* Do this: Extract every line that contains the string "title".

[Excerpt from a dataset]
┄┄┄┄┄┄┄┄┄┄
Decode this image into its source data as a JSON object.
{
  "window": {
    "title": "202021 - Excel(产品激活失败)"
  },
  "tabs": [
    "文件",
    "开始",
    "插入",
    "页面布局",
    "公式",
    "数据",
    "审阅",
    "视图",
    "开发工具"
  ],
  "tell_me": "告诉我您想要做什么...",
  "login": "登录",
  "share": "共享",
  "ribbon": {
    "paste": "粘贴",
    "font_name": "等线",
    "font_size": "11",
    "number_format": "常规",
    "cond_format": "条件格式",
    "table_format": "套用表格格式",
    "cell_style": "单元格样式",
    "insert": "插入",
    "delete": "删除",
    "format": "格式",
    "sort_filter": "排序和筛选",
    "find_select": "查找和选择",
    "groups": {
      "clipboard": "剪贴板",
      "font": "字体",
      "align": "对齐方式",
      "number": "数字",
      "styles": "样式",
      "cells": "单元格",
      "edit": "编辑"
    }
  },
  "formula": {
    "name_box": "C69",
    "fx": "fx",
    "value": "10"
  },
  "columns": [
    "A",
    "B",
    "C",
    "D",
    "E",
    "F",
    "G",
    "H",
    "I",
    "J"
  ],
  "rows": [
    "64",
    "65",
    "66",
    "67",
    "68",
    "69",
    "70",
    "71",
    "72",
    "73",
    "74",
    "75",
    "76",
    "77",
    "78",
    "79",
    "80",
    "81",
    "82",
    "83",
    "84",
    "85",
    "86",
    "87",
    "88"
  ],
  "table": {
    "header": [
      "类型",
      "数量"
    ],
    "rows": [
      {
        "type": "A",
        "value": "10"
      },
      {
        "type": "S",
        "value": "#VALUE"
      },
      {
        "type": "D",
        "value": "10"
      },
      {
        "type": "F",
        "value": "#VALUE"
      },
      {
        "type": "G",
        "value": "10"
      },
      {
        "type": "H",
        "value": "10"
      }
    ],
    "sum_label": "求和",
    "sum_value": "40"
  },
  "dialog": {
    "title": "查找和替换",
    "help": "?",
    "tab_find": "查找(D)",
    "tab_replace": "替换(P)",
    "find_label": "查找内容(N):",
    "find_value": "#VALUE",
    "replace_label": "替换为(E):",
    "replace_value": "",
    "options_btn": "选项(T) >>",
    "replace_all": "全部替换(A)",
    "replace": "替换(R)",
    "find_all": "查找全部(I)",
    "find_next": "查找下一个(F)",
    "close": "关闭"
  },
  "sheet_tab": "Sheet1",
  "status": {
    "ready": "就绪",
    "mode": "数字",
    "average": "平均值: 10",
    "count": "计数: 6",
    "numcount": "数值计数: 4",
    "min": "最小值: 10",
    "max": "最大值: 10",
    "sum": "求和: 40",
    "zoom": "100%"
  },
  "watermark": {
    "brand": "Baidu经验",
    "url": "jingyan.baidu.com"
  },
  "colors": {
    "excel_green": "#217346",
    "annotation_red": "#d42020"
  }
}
┄┄┄┄┄┄┄┄┄┄
* The completed task:
    "title": "202021 - Excel(产品激活失败)"
    "title": "查找和替换",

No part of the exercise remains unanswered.